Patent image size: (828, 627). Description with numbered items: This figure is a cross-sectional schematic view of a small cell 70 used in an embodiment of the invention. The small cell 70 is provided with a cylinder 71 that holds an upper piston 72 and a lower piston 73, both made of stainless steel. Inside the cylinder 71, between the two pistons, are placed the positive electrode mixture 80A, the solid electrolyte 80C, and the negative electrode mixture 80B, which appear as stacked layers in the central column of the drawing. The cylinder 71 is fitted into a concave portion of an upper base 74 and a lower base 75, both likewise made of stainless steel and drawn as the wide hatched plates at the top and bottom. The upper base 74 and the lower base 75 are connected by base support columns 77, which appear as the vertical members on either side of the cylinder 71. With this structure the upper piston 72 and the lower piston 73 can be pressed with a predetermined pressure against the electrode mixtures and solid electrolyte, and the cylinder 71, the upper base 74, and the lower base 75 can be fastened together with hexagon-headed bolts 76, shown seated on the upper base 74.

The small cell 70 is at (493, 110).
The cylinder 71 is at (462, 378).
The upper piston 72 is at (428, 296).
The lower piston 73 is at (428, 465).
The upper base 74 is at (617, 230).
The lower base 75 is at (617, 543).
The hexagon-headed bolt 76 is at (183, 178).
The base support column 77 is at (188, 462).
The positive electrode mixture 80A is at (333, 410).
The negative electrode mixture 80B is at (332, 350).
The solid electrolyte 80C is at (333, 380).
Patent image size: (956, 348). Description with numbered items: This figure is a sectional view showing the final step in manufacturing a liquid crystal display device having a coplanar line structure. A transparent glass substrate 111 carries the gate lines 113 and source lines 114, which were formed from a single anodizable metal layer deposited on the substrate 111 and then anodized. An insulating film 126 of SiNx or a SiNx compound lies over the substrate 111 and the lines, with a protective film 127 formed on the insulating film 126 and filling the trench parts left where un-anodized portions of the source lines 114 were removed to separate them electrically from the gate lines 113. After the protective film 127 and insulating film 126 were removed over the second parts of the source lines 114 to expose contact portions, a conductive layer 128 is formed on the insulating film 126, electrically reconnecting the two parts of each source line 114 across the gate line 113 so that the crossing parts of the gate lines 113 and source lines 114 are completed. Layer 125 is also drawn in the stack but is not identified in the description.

- - - - - - -

Task description — Return every line of the listing above, word for word and unchanged.

Solution for this task —
Patent image size: (828, 627). Description with numbered items: This figure is a cross-sectional schematic view of a small cell 70 used in an embodiment of the invention. The small cell 70 is provided with a cylinder 71 that holds an upper piston 72 and a lower piston 73, both made of stainless steel. Inside the cylinder 71, between the two pistons, are placed the positive electrode mixture 80A, the solid electrolyte 80C, and the negative electrode mixture 80B, which appear as stacked layers in the central column of the drawing. The cylinder 71 is fitted into a concave portion of an upper base 74 and a lower base 75, both likewise made of stainless steel and drawn as the wide hatched plates at the top and bottom. The upper base 74 and the lower base 75 are connected by base support columns 77, which appear as the vertical members on either side of the cylinder 71. With this structure the upper piston 72 and the lower piston 73 can be pressed with a predetermined pressure against the electrode mixtures and solid electrolyte, and the cylinder 71, the upper base 74, and the lower base 75 can be fastened together with hexagon-headed bolts 76, shown seated on the upper base 74.

The small cell 70 is at (493, 110).
The cylinder 71 is at (462, 378).
The upper piston 72 is at (428, 296).
The lower piston 73 is at (428, 465).
The upper base 74 is at (617, 230).
The lower base 75 is at (617, 543).
The hexagon-headed bolt 76 is at (183, 178).
The base support column 77 is at (188, 462).
The positive electrode mixture 80A is at (333, 410).
The negative electrode mixture 80B is at (332, 350).
The solid electrolyte 80C is at (333, 380).
Patent image size: (956, 348). Description with numbered items: This figure is a sectional view showing the final step in manufacturing a liquid crystal display device having a coplanar line structure. A transparent glass substrate 111 carries the gate lines 113 and source lines 114, which were formed from a single anodizable metal layer deposited on the substrate 111 and then anodized. An insulating film 126 of SiNx or a SiNx compound lies over the substrate 111 and the lines, with a protective film 127 formed on the insulating film 126 and filling the trench parts left where un-anodized portions of the source lines 114 were removed to separate them electrically from the gate lines 113. After the protective film 127 and insulating film 126 were removed over the second parts of the source lines 114 to expose contact portions, a conductive layer 128 is formed on the insulating film 126, electrically reconnecting the two parts of each source line 114 across the gate line 113 so that the crossing parts of the gate lines 113 and source lines 114 are completed. Layer 125 is also drawn in the stack but is not identified in the description.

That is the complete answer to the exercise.